#### Problem details
Reproduce every entry exactly as shown.

= = = =

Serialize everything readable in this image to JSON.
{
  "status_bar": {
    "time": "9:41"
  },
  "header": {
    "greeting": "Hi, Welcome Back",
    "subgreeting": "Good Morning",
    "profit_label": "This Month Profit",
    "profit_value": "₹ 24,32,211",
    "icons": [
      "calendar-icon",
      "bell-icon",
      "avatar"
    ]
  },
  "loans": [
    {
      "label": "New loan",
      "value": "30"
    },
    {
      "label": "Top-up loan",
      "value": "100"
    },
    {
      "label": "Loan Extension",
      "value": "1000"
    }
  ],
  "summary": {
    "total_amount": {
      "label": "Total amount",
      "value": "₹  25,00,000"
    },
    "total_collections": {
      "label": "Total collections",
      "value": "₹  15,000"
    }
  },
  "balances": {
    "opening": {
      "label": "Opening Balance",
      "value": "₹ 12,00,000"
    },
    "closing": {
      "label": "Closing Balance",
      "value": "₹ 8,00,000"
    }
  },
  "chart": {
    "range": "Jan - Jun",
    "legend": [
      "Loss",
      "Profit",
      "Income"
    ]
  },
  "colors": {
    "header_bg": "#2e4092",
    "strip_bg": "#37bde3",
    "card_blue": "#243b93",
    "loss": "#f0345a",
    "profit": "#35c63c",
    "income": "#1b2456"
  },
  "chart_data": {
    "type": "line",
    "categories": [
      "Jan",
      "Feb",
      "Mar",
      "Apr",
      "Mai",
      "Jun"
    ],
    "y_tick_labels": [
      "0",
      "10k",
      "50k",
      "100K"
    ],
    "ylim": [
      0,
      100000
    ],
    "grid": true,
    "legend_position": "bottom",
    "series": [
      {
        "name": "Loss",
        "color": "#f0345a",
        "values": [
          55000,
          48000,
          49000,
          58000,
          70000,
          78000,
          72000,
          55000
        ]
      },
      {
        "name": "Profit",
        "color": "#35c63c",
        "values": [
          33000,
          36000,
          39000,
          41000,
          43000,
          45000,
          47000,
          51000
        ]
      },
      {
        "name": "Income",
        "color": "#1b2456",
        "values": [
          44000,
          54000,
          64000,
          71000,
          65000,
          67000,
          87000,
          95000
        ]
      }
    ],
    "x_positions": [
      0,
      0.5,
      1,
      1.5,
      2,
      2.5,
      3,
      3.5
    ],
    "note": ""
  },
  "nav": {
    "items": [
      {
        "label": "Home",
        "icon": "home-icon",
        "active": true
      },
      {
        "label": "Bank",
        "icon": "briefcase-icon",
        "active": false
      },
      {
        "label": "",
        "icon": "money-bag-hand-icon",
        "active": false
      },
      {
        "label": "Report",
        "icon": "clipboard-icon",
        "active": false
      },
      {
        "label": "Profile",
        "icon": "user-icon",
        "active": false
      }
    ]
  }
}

= = = =

#### Output of the exercise
Serialize everything readable in this image to JSON.
{
  "status_bar": {
    "time": "9:41"
  },
  "header": {
    "greeting": "Hi, Welcome Back",
    "subgreeting": "Good Morning",
    "profit_label": "This Month Profit",
    "profit_value": "₹ 24,32,211",
    "icons": [
      "calendar-icon",
      "bell-icon",
      "avatar"
    ]
  },
  "loans": [
    {
      "label": "New loan",
      "value": "30"
    },
    {
      "label": "Top-up loan",
      "value": "100"
    },
    {
      "label": "Loan Extension",
      "value": "1000"
    }
  ],
  "summary": {
    "total_amount": {
      "label": "Total amount",
      "value": "₹  25,00,000"
    },
    "total_collections": {
      "label": "Total collections",
      "value": "₹  15,000"
    }
  },
  "balances": {
    "opening": {
      "label": "Opening Balance",
      "value": "₹ 12,00,000"
    },
    "closing": {
      "label": "Closing Balance",
      "value": "₹ 8,00,000"
    }
  },
  "chart": {
    "range": "Jan - Jun",
    "legend": [
      "Loss",
      "Profit",
      "Income"
    ]
  },
  "colors": {
    "header_bg": "#2e4092",
    "strip_bg": "#37bde3",
    "card_blue": "#243b93",
    "loss": "#f0345a",
    "profit": "#35c63c",
    "income": "#1b2456"
  },
  "chart_data": {
    "type": "line",
    "categories": [
      "Jan",
      "Feb",
      "Mar",
      "Apr",
      "Mai",
      "Jun"
    ],
    "y_tick_labels": [
      "0",
      "10k",
      "50k",
      "100K"
    ],
    "ylim": [
      0,
      100000
    ],
    "grid": true,
    "legend_position": "bottom",
    "series": [
      {
        "name": "Loss",
        "color": "#f0345a",
        "values": [
          55000,
          48000,
          49000,
          58000,
          70000,
          78000,
          72000,
          55000
        ]
      },
      {
        "name": "Profit",
        "color": "#35c63c",
        "values": [
          33000,
          36000,
          39000,
          41000,
          43000,
          45000,
          47000,
          51000
        ]
      },
      {
        "name": "Income",
        "color": "#1b2456",
        "values": [
          44000,
          54000,
          64000,
          71000,
          65000,
          67000,
          87000,
          95000
        ]
      }
    ],
    "x_positions": [
      0,
      0.5,
      1,
      1.5,
      2,
      2.5,
      3,
      3.5
    ],
    "note": ""
  },
  "nav": {
    "items": [
      {
        "label": "Home",
        "icon": "home-icon",
        "active": true
      },
      {
        "label": "Bank",
        "icon": "briefcase-icon",
        "active": false
      },
      {
        "label": "",
        "icon": "money-bag-hand-icon",
        "active": false
      },
      {
        "label": "Report",
        "icon": "clipboard-icon",
        "active": false
      },
      {
        "label": "Profile",
        "icon": "user-icon",
        "active": false
      }
    ]
  }
}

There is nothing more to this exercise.